### [Set exercise]
Give the number of lines below that contain the word "From", and nothing else.

### [Working data]
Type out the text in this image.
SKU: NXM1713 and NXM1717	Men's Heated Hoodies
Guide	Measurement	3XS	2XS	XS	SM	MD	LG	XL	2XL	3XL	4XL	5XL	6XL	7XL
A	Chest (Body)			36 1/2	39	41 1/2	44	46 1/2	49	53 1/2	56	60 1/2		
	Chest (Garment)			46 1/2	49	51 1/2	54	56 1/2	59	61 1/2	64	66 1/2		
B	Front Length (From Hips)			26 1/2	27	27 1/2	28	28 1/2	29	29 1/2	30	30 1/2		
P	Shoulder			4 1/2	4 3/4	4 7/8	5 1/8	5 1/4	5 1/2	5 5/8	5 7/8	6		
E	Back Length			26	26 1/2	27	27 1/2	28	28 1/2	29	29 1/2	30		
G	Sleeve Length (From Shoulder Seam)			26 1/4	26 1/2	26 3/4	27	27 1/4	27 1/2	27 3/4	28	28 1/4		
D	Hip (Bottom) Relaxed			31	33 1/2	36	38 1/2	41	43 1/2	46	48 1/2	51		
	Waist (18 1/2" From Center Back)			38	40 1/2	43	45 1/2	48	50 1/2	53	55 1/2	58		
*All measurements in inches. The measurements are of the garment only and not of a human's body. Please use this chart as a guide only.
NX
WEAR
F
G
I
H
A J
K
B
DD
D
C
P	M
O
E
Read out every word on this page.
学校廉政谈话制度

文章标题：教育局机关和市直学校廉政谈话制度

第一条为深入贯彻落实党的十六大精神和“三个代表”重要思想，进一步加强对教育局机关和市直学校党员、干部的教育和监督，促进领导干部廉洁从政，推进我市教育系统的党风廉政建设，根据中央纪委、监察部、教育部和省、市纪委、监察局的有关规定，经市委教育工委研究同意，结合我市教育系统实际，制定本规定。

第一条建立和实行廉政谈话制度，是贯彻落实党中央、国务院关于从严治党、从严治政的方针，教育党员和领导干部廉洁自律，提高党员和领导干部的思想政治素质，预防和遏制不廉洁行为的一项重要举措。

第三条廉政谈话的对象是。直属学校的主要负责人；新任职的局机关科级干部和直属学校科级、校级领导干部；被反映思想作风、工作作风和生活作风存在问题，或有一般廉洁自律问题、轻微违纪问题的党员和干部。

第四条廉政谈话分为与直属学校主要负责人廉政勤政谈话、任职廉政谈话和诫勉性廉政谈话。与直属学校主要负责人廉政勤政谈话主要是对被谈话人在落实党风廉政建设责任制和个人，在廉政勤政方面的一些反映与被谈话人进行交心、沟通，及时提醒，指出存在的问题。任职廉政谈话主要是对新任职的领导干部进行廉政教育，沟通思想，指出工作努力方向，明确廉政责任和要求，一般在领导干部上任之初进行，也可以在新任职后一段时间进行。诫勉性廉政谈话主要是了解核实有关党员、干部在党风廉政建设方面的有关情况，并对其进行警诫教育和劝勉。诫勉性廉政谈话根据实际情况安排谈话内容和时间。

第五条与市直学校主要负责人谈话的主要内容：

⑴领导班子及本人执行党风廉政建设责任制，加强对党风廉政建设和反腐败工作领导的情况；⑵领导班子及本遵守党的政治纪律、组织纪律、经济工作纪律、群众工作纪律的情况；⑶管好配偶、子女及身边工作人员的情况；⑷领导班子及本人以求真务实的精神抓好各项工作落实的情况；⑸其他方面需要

### [Full solution]
3